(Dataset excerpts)
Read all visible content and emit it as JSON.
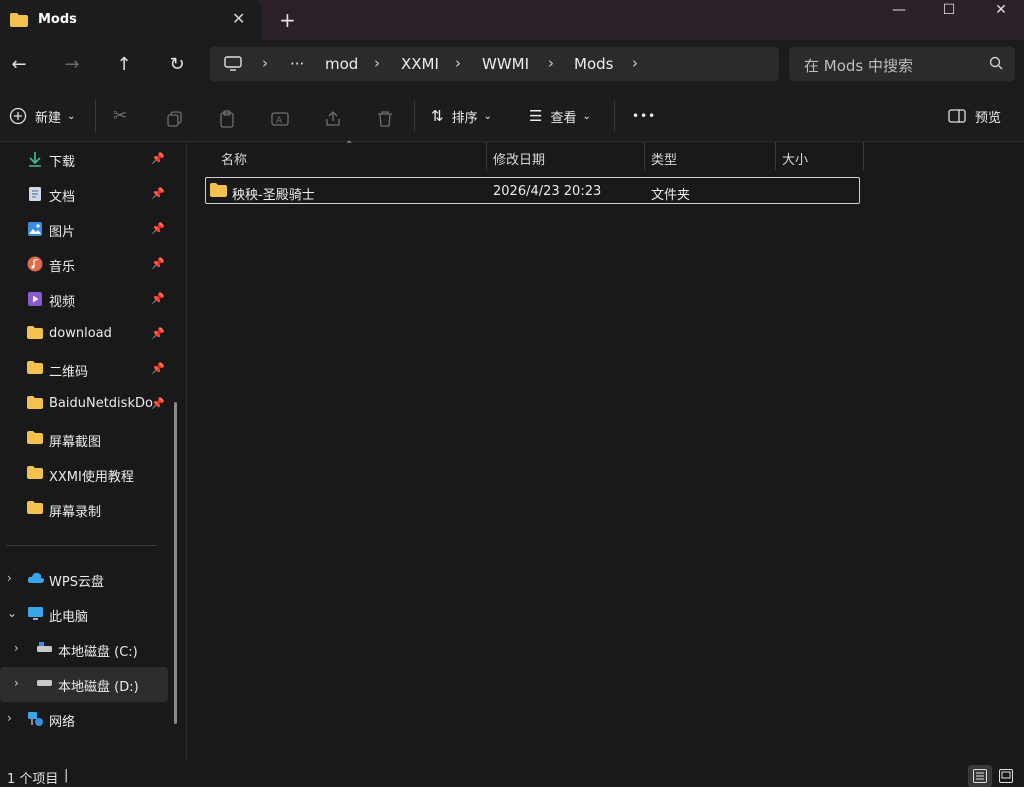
{
  "window": {
    "tab_title": "Mods",
    "tab_close": "✕",
    "new_tab": "+",
    "minimize": "—",
    "maximize": "☐",
    "close": "✕"
  },
  "nav": {
    "breadcrumbs": [
      "mod",
      "XXMI",
      "WWMI",
      "Mods"
    ],
    "overflow": "···",
    "search_placeholder": "在 Mods 中搜索"
  },
  "toolbar": {
    "new_label": "新建",
    "sort_label": "排序",
    "view_label": "查看",
    "more_label": "•••",
    "preview_label": "预览"
  },
  "sidebar": {
    "quick_access": [
      {
        "label": "下载",
        "icon": "download-icon",
        "pinned": true
      },
      {
        "label": "文档",
        "icon": "document-icon",
        "pinned": true
      },
      {
        "label": "图片",
        "icon": "pictures-icon",
        "pinned": true
      },
      {
        "label": "音乐",
        "icon": "music-icon",
        "pinned": true
      },
      {
        "label": "视频",
        "icon": "video-icon",
        "pinned": true
      },
      {
        "label": "download",
        "icon": "folder-icon",
        "pinned": true
      },
      {
        "label": "二维码",
        "icon": "folder-icon",
        "pinned": true
      },
      {
        "label": "BaiduNetdiskDownload",
        "icon": "folder-icon",
        "pinned": true
      },
      {
        "label": "屏幕截图",
        "icon": "folder-icon",
        "pinned": false
      },
      {
        "label": "XXMI使用教程",
        "icon": "folder-icon",
        "pinned": false
      },
      {
        "label": "屏幕录制",
        "icon": "folder-icon",
        "pinned": false
      }
    ],
    "tree": [
      {
        "label": "WPS云盘",
        "icon": "cloud-icon",
        "expanded": false
      },
      {
        "label": "此电脑",
        "icon": "computer-icon",
        "expanded": true
      },
      {
        "label": "本地磁盘 (C:)",
        "icon": "drive-icon",
        "expanded": false
      },
      {
        "label": "本地磁盘 (D:)",
        "icon": "drive-icon",
        "expanded": false,
        "selected": true
      },
      {
        "label": "网络",
        "icon": "network-icon",
        "expanded": false
      }
    ]
  },
  "content": {
    "columns": [
      "名称",
      "修改日期",
      "类型",
      "大小"
    ],
    "rows": [
      {
        "name": "秧秧-圣殿骑士",
        "modified": "2026/4/23 20:23",
        "type": "文件夹",
        "size": ""
      }
    ]
  },
  "status": {
    "item_count": "1 个项目",
    "separator": "|"
  },
  "colors": {
    "titlebar": "#2b1f28",
    "background": "#191919",
    "folder": "#f2c14e",
    "accent": "#4aa0e6"
  }
}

# Stated goal:
Copy out all the records exactly, excluding pictures.

# Result of the task:
Read all visible content and emit it as JSON.
{
  "window": {
    "tab_title": "Mods",
    "tab_close": "✕",
    "new_tab": "+",
    "minimize": "—",
    "maximize": "☐",
    "close": "✕"
  },
  "nav": {
    "breadcrumbs": [
      "mod",
      "XXMI",
      "WWMI",
      "Mods"
    ],
    "overflow": "···",
    "search_placeholder": "在 Mods 中搜索"
  },
  "toolbar": {
    "new_label": "新建",
    "sort_label": "排序",
    "view_label": "查看",
    "more_label": "•••",
    "preview_label": "预览"
  },
  "sidebar": {
    "quick_access": [
      {
        "label": "下载",
        "icon": "download-icon",
        "pinned": true
      },
      {
        "label": "文档",
        "icon": "document-icon",
        "pinned": true
      },
      {
        "label": "图片",
        "icon": "pictures-icon",
        "pinned": true
      },
      {
        "label": "音乐",
        "icon": "music-icon",
        "pinned": true
      },
      {
        "label": "视频",
        "icon": "video-icon",
        "pinned": true
      },
      {
        "label": "download",
        "icon": "folder-icon",
        "pinned": true
      },
      {
        "label": "二维码",
        "icon": "folder-icon",
        "pinned": true
      },
      {
        "label": "BaiduNetdiskDownload",
        "icon": "folder-icon",
        "pinned": true
      },
      {
        "label": "屏幕截图",
        "icon": "folder-icon",
        "pinned": false
      },
      {
        "label": "XXMI使用教程",
        "icon": "folder-icon",
        "pinned": false
      },
      {
        "label": "屏幕录制",
        "icon": "folder-icon",
        "pinned": false
      }
    ],
    "tree": [
      {
        "label": "WPS云盘",
        "icon": "cloud-icon",
        "expanded": false
      },
      {
        "label": "此电脑",
        "icon": "computer-icon",
        "expanded": true
      },
      {
        "label": "本地磁盘 (C:)",
        "icon": "drive-icon",
        "expanded": false
      },
      {
        "label": "本地磁盘 (D:)",
        "icon": "drive-icon",
        "expanded": false,
        "selected": true
      },
      {
        "label": "网络",
        "icon": "network-icon",
        "expanded": false
      }
    ]
  },
  "content": {
    "columns": [
      "名称",
      "修改日期",
      "类型",
      "大小"
    ],
    "rows": [
      {
        "name": "秧秧-圣殿骑士",
        "modified": "2026/4/23 20:23",
        "type": "文件夹",
        "size": ""
      }
    ]
  },
  "status": {
    "item_count": "1 个项目",
    "separator": "|"
  },
  "colors": {
    "titlebar": "#2b1f28",
    "background": "#191919",
    "folder": "#f2c14e",
    "accent": "#4aa0e6"
  }
}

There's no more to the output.